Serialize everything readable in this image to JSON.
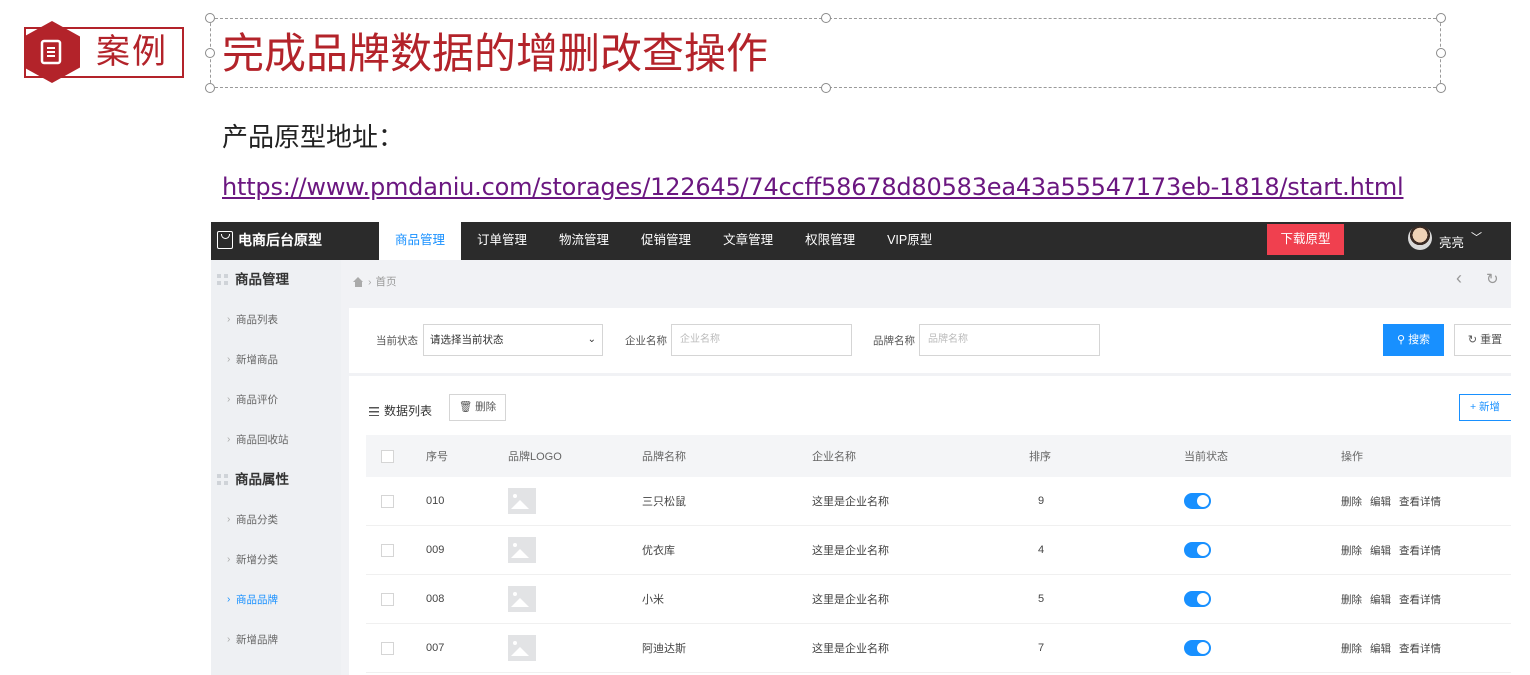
{
  "slide": {
    "badge": "案例",
    "title": "完成品牌数据的增删改查操作",
    "proto_label": "产品原型地址：",
    "proto_link": "https://www.pmdaniu.com/storages/122645/74ccff58678d80583ea43a55547173eb-1818/start.html"
  },
  "app": {
    "brand": "电商后台原型",
    "nav": [
      "商品管理",
      "订单管理",
      "物流管理",
      "促销管理",
      "文章管理",
      "权限管理",
      "VIP原型"
    ],
    "download": "下载原型",
    "user": "亮亮"
  },
  "sidebar": {
    "groups": [
      {
        "title": "商品管理",
        "items": [
          "商品列表",
          "新增商品",
          "商品评价",
          "商品回收站"
        ]
      },
      {
        "title": "商品属性",
        "items": [
          "商品分类",
          "新增分类",
          "商品品牌",
          "新增品牌"
        ]
      }
    ],
    "active_item": "商品品牌"
  },
  "breadcrumb": {
    "home": "首页"
  },
  "filter": {
    "status_label": "当前状态",
    "status_value": "请选择当前状态",
    "company_label": "企业名称",
    "company_placeholder": "企业名称",
    "brand_label": "品牌名称",
    "brand_placeholder": "品牌名称",
    "search": "搜索",
    "reset": "重置"
  },
  "list": {
    "title": "数据列表",
    "delete": "删除",
    "add": "+ 新增",
    "columns": [
      "序号",
      "品牌LOGO",
      "品牌名称",
      "企业名称",
      "排序",
      "当前状态",
      "操作"
    ],
    "rows": [
      {
        "id": "010",
        "brand": "三只松鼠",
        "company": "这里是企业名称",
        "order": "9",
        "enabled": true
      },
      {
        "id": "009",
        "brand": "优衣库",
        "company": "这里是企业名称",
        "order": "4",
        "enabled": true
      },
      {
        "id": "008",
        "brand": "小米",
        "company": "这里是企业名称",
        "order": "5",
        "enabled": true
      },
      {
        "id": "007",
        "brand": "阿迪达斯",
        "company": "这里是企业名称",
        "order": "7",
        "enabled": true
      }
    ],
    "row_actions": [
      "删除",
      "编辑",
      "查看详情"
    ]
  }
}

*Exercise brief*
Copy the listing over exactly, skipping the pictures it holds.

*In response*
Serialize everything readable in this image to JSON.
{
  "slide": {
    "badge": "案例",
    "title": "完成品牌数据的增删改查操作",
    "proto_label": "产品原型地址：",
    "proto_link": "https://www.pmdaniu.com/storages/122645/74ccff58678d80583ea43a55547173eb-1818/start.html"
  },
  "app": {
    "brand": "电商后台原型",
    "nav": [
      "商品管理",
      "订单管理",
      "物流管理",
      "促销管理",
      "文章管理",
      "权限管理",
      "VIP原型"
    ],
    "download": "下载原型",
    "user": "亮亮"
  },
  "sidebar": {
    "groups": [
      {
        "title": "商品管理",
        "items": [
          "商品列表",
          "新增商品",
          "商品评价",
          "商品回收站"
        ]
      },
      {
        "title": "商品属性",
        "items": [
          "商品分类",
          "新增分类",
          "商品品牌",
          "新增品牌"
        ]
      }
    ],
    "active_item": "商品品牌"
  },
  "breadcrumb": {
    "home": "首页"
  },
  "filter": {
    "status_label": "当前状态",
    "status_value": "请选择当前状态",
    "company_label": "企业名称",
    "company_placeholder": "企业名称",
    "brand_label": "品牌名称",
    "brand_placeholder": "品牌名称",
    "search": "搜索",
    "reset": "重置"
  },
  "list": {
    "title": "数据列表",
    "delete": "删除",
    "add": "+ 新增",
    "columns": [
      "序号",
      "品牌LOGO",
      "品牌名称",
      "企业名称",
      "排序",
      "当前状态",
      "操作"
    ],
    "rows": [
      {
        "id": "010",
        "brand": "三只松鼠",
        "company": "这里是企业名称",
        "order": "9",
        "enabled": true
      },
      {
        "id": "009",
        "brand": "优衣库",
        "company": "这里是企业名称",
        "order": "4",
        "enabled": true
      },
      {
        "id": "008",
        "brand": "小米",
        "company": "这里是企业名称",
        "order": "5",
        "enabled": true
      },
      {
        "id": "007",
        "brand": "阿迪达斯",
        "company": "这里是企业名称",
        "order": "7",
        "enabled": true
      }
    ],
    "row_actions": [
      "删除",
      "编辑",
      "查看详情"
    ]
  }
}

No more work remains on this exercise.